GIVEN TASK:
Pull every line containing "candlestick" from the entries.

DATA IN THIS EXERCISE:

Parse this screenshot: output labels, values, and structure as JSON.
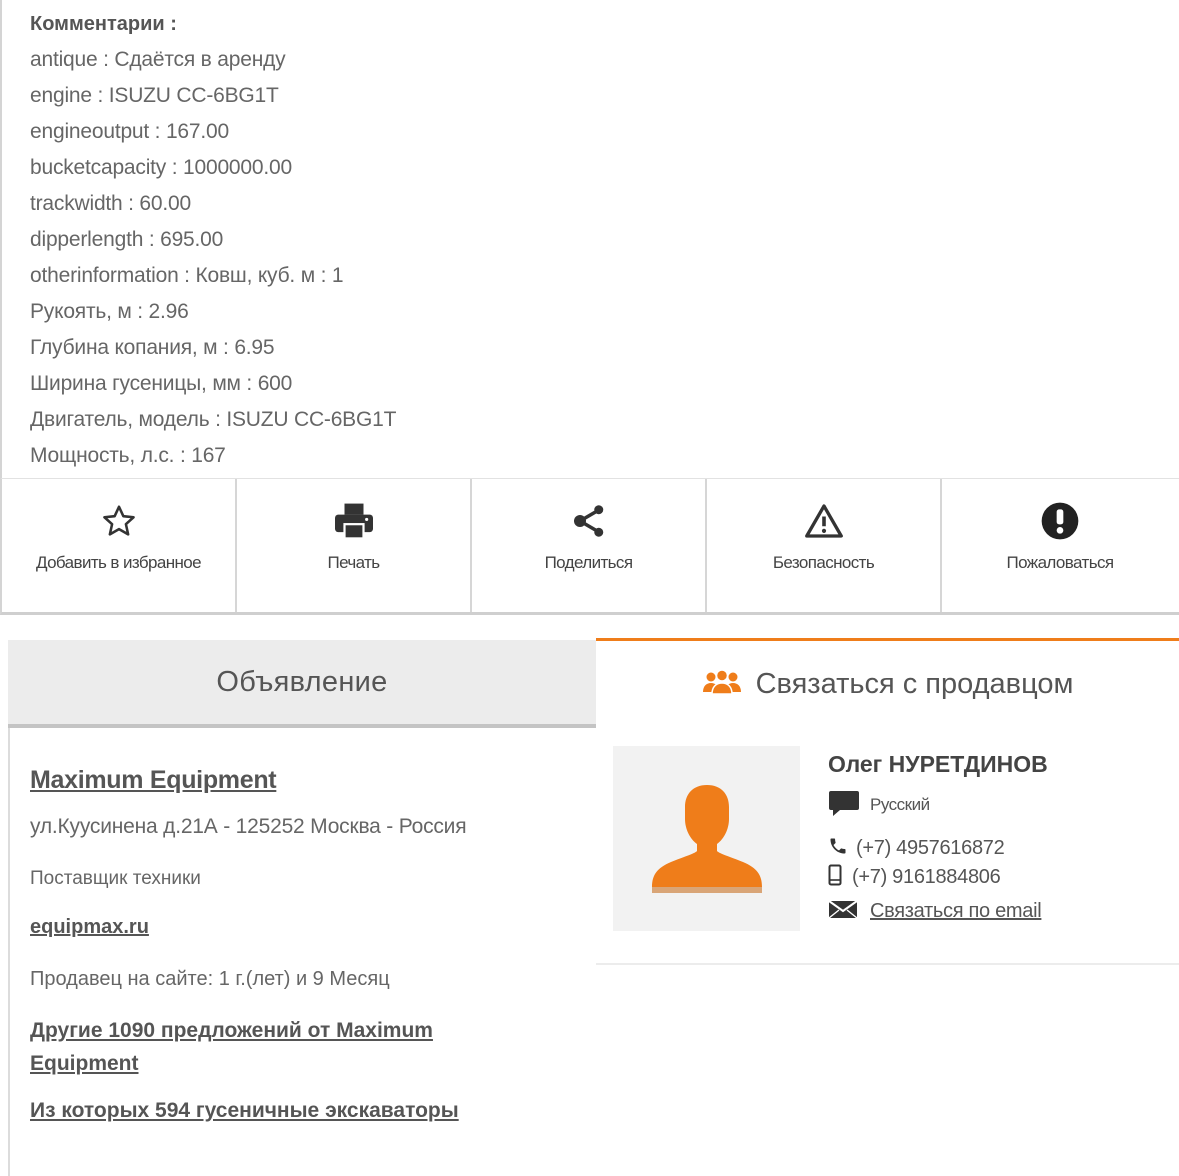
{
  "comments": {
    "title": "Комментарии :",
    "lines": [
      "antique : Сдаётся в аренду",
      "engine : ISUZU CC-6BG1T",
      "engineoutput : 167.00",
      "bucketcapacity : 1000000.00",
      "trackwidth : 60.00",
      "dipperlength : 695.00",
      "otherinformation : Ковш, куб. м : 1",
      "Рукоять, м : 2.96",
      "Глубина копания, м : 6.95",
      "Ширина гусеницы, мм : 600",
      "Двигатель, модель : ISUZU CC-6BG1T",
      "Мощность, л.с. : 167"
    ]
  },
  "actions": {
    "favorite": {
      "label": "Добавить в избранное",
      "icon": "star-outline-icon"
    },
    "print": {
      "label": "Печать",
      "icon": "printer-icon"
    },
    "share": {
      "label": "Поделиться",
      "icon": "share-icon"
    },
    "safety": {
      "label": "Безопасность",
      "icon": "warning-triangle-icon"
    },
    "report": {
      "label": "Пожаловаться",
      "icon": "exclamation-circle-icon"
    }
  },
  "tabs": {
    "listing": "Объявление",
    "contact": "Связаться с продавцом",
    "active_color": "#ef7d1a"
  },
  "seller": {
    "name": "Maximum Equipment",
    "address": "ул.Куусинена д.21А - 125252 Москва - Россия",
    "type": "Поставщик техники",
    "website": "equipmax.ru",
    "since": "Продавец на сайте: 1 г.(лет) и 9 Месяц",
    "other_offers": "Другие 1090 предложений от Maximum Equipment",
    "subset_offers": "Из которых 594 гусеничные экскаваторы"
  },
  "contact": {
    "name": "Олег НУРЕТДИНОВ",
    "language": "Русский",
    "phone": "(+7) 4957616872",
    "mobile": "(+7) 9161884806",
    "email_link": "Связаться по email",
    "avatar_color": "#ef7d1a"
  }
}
...
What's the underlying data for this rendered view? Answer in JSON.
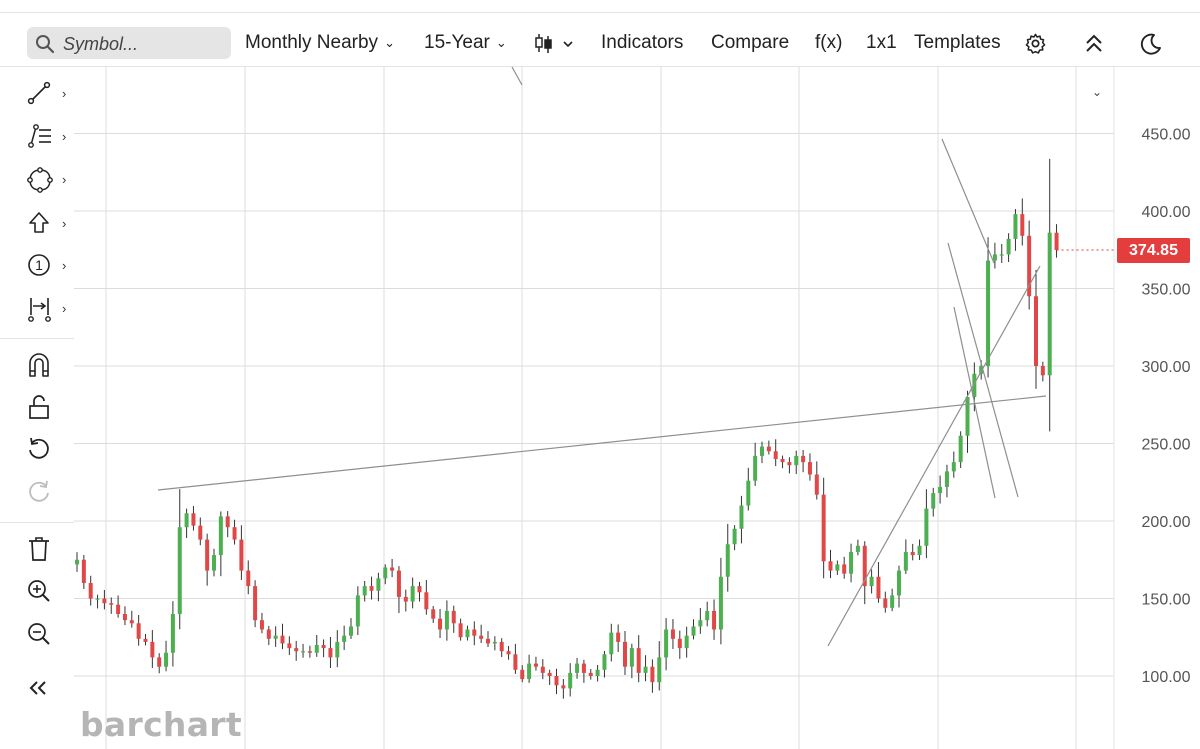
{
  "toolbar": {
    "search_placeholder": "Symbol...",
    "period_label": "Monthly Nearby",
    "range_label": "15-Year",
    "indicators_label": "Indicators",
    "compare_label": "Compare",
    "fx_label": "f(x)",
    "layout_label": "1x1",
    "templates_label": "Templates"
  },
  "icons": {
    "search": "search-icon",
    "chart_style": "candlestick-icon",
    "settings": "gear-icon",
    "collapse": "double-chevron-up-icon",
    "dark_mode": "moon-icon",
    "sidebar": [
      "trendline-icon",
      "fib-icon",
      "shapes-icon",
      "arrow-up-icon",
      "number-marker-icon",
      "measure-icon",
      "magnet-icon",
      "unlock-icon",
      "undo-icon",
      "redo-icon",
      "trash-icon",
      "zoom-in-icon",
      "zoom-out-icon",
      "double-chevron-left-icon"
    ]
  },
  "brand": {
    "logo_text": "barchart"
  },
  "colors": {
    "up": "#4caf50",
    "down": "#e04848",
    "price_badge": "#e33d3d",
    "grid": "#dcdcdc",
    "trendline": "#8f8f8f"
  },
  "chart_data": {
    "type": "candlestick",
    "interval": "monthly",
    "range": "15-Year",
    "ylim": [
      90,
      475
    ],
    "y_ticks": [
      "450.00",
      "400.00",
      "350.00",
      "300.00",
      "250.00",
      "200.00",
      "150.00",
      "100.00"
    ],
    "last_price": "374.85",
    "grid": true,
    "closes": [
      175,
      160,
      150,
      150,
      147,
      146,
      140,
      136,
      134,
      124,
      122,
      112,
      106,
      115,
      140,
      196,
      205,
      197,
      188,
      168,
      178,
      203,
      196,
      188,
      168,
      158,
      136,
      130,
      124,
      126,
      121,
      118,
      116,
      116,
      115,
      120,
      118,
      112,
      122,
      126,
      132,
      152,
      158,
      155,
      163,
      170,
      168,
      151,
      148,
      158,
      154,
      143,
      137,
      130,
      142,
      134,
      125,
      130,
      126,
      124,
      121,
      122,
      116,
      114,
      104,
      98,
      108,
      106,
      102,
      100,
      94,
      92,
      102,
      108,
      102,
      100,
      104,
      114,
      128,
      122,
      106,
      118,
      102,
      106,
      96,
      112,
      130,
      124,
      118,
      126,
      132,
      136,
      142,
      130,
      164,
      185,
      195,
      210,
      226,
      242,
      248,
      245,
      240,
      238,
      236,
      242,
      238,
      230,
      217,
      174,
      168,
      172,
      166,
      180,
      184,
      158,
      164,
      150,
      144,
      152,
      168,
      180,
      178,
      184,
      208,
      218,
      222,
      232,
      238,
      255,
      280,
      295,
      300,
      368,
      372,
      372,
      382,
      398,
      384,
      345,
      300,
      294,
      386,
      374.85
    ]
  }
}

FINAL ANSWER:
    "chart_style": "candlestick-icon",
    "type": "candlestick",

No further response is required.